__Records from a data collection__
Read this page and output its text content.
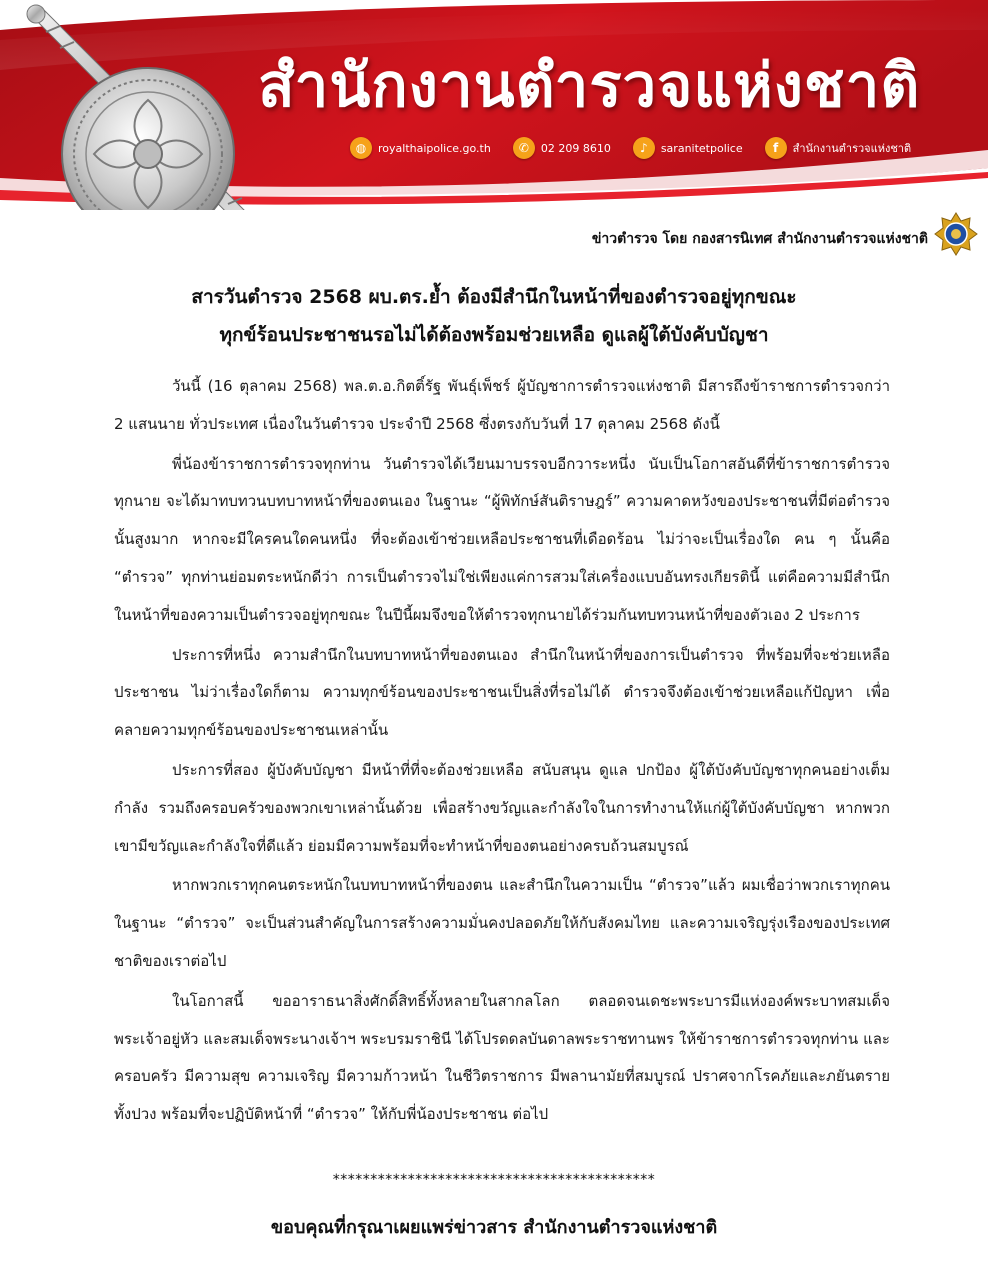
สำนักงานตำรวจแห่งชาติ
◍	royalthaipolice.go.th	✆	02 209 8610	♪	saranitetpolice	f	สำนักงานตำรวจแห่งชาติ
ข่าวตำรวจ โดย กองสารนิเทศ สำนักงานตำรวจแห่งชาติ
สารวันตำรวจ 2568 ผบ.ตร.ย้ำ ต้องมีสำนึกในหน้าที่ของตำรวจอยู่ทุกขณะ
ทุกข์ร้อนประชาชนรอไม่ได้ต้องพร้อมช่วยเหลือ ดูแลผู้ใต้บังคับบัญชา

วันนี้ (16 ตุลาคม 2568) พล.ต.อ.กิตติ์รัฐ พันธุ์เพ็ชร์ ผู้บัญชาการตำรวจแห่งชาติ มีสารถึงข้าราชการตำรวจกว่า 2 แสนนาย ทั่วประเทศ เนื่องในวันตำรวจ ประจำปี 2568 ซึ่งตรงกับวันที่ 17 ตุลาคม 2568 ดังนี้

พี่น้องข้าราชการตำรวจทุกท่าน วันตำรวจได้เวียนมาบรรจบอีกวาระหนึ่ง นับเป็นโอกาสอันดีที่ข้าราชการตำรวจทุกนาย จะได้มาทบทวนบทบาทหน้าที่ของตนเอง ในฐานะ “ผู้พิทักษ์สันติราษฎร์” ความคาดหวังของประชาชนที่มีต่อตำรวจนั้นสูงมาก หากจะมีใครคนใดคนหนึ่ง ที่จะต้องเข้าช่วยเหลือประชาชนที่เดือดร้อน ไม่ว่าจะเป็นเรื่องใด คน ๆ นั้นคือ “ตำรวจ” ทุกท่านย่อมตระหนักดีว่า การเป็นตำรวจไม่ใช่เพียงแค่การสวมใส่เครื่องแบบอันทรงเกียรตินี้ แต่คือความมีสำนึกในหน้าที่ของความเป็นตำรวจอยู่ทุกขณะ ในปีนี้ผมจึงขอให้ตำรวจทุกนายได้ร่วมกันทบทวนหน้าที่ของตัวเอง 2 ประการ

ประการที่หนึ่ง ความสำนึกในบทบาทหน้าที่ของตนเอง สำนึกในหน้าที่ของการเป็นตำรวจ ที่พร้อมที่จะช่วยเหลือประชาชน ไม่ว่าเรื่องใดก็ตาม ความทุกข์ร้อนของประชาชนเป็นสิ่งที่รอไม่ได้ ตำรวจจึงต้องเข้าช่วยเหลือแก้ปัญหา เพื่อคลายความทุกข์ร้อนของประชาชนเหล่านั้น

ประการที่สอง ผู้บังคับบัญชา มีหน้าที่ที่จะต้องช่วยเหลือ สนับสนุน ดูแล ปกป้อง ผู้ใต้บังคับบัญชาทุกคนอย่างเต็มกำลัง รวมถึงครอบครัวของพวกเขาเหล่านั้นด้วย เพื่อสร้างขวัญและกำลังใจในการทำงานให้แก่ผู้ใต้บังคับบัญชา หากพวกเขามีขวัญและกำลังใจที่ดีแล้ว ย่อมมีความพร้อมที่จะทำหน้าที่ของตนอย่างครบถ้วนสมบูรณ์

หากพวกเราทุกคนตระหนักในบทบาทหน้าที่ของตน และสำนึกในความเป็น “ตำรวจ”แล้ว ผมเชื่อว่าพวกเราทุกคน ในฐานะ “ตำรวจ” จะเป็นส่วนสำคัญในการสร้างความมั่นคงปลอดภัยให้กับสังคมไทย และความเจริญรุ่งเรืองของประเทศชาติของเราต่อไป

ในโอกาสนี้ ขออาราธนาสิ่งศักดิ์สิทธิ์ทั้งหลายในสากลโลก ตลอดจนเดชะพระบารมีแห่งองค์พระบาทสมเด็จพระเจ้าอยู่หัว และสมเด็จพระนางเจ้าฯ พระบรมราชินี ได้โปรดดลบันดาลพระราชทานพร ให้ข้าราชการตำรวจทุกท่าน และครอบครัว มีความสุข ความเจริญ มีความก้าวหน้า ในชีวิตราชการ มีพลานามัยที่สมบูรณ์ ปราศจากโรคภัยและภยันตรายทั้งปวง พร้อมที่จะปฏิบัติหน้าที่ “ตำรวจ” ให้กับพี่น้องประชาชน ต่อไป

*******************************************
ขอบคุณที่กรุณาเผยแพร่ข่าวสาร สำนักงานตำรวจแห่งชาติ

__What is being asked__
All of the lines above should be retyped precisely, apart from the pictures.

__Response for this exercise__
Read this page and output its text content.
สำนักงานตำรวจแห่งชาติ
◍	royalthaipolice.go.th	✆	02 209 8610	♪	saranitetpolice	f	สำนักงานตำรวจแห่งชาติ
ข่าวตำรวจ โดย กองสารนิเทศ สำนักงานตำรวจแห่งชาติ
สารวันตำรวจ 2568 ผบ.ตร.ย้ำ ต้องมีสำนึกในหน้าที่ของตำรวจอยู่ทุกขณะ
ทุกข์ร้อนประชาชนรอไม่ได้ต้องพร้อมช่วยเหลือ ดูแลผู้ใต้บังคับบัญชา

วันนี้ (16 ตุลาคม 2568) พล.ต.อ.กิตติ์รัฐ พันธุ์เพ็ชร์ ผู้บัญชาการตำรวจแห่งชาติ มีสารถึงข้าราชการตำรวจกว่า 2 แสนนาย ทั่วประเทศ เนื่องในวันตำรวจ ประจำปี 2568 ซึ่งตรงกับวันที่ 17 ตุลาคม 2568 ดังนี้

พี่น้องข้าราชการตำรวจทุกท่าน วันตำรวจได้เวียนมาบรรจบอีกวาระหนึ่ง นับเป็นโอกาสอันดีที่ข้าราชการตำรวจทุกนาย จะได้มาทบทวนบทบาทหน้าที่ของตนเอง ในฐานะ “ผู้พิทักษ์สันติราษฎร์” ความคาดหวังของประชาชนที่มีต่อตำรวจนั้นสูงมาก หากจะมีใครคนใดคนหนึ่ง ที่จะต้องเข้าช่วยเหลือประชาชนที่เดือดร้อน ไม่ว่าจะเป็นเรื่องใด คน ๆ นั้นคือ “ตำรวจ” ทุกท่านย่อมตระหนักดีว่า การเป็นตำรวจไม่ใช่เพียงแค่การสวมใส่เครื่องแบบอันทรงเกียรตินี้ แต่คือความมีสำนึกในหน้าที่ของความเป็นตำรวจอยู่ทุกขณะ ในปีนี้ผมจึงขอให้ตำรวจทุกนายได้ร่วมกันทบทวนหน้าที่ของตัวเอง 2 ประการ

ประการที่หนึ่ง ความสำนึกในบทบาทหน้าที่ของตนเอง สำนึกในหน้าที่ของการเป็นตำรวจ ที่พร้อมที่จะช่วยเหลือประชาชน ไม่ว่าเรื่องใดก็ตาม ความทุกข์ร้อนของประชาชนเป็นสิ่งที่รอไม่ได้ ตำรวจจึงต้องเข้าช่วยเหลือแก้ปัญหา เพื่อคลายความทุกข์ร้อนของประชาชนเหล่านั้น

ประการที่สอง ผู้บังคับบัญชา มีหน้าที่ที่จะต้องช่วยเหลือ สนับสนุน ดูแล ปกป้อง ผู้ใต้บังคับบัญชาทุกคนอย่างเต็มกำลัง รวมถึงครอบครัวของพวกเขาเหล่านั้นด้วย เพื่อสร้างขวัญและกำลังใจในการทำงานให้แก่ผู้ใต้บังคับบัญชา หากพวกเขามีขวัญและกำลังใจที่ดีแล้ว ย่อมมีความพร้อมที่จะทำหน้าที่ของตนอย่างครบถ้วนสมบูรณ์

หากพวกเราทุกคนตระหนักในบทบาทหน้าที่ของตน และสำนึกในความเป็น “ตำรวจ”แล้ว ผมเชื่อว่าพวกเราทุกคน ในฐานะ “ตำรวจ” จะเป็นส่วนสำคัญในการสร้างความมั่นคงปลอดภัยให้กับสังคมไทย และความเจริญรุ่งเรืองของประเทศชาติของเราต่อไป

ในโอกาสนี้ ขออาราธนาสิ่งศักดิ์สิทธิ์ทั้งหลายในสากลโลก ตลอดจนเดชะพระบารมีแห่งองค์พระบาทสมเด็จพระเจ้าอยู่หัว และสมเด็จพระนางเจ้าฯ พระบรมราชินี ได้โปรดดลบันดาลพระราชทานพร ให้ข้าราชการตำรวจทุกท่าน และครอบครัว มีความสุข ความเจริญ มีความก้าวหน้า ในชีวิตราชการ มีพลานามัยที่สมบูรณ์ ปราศจากโรคภัยและภยันตรายทั้งปวง พร้อมที่จะปฏิบัติหน้าที่ “ตำรวจ” ให้กับพี่น้องประชาชน ต่อไป

*******************************************
ขอบคุณที่กรุณาเผยแพร่ข่าวสาร สำนักงานตำรวจแห่งชาติ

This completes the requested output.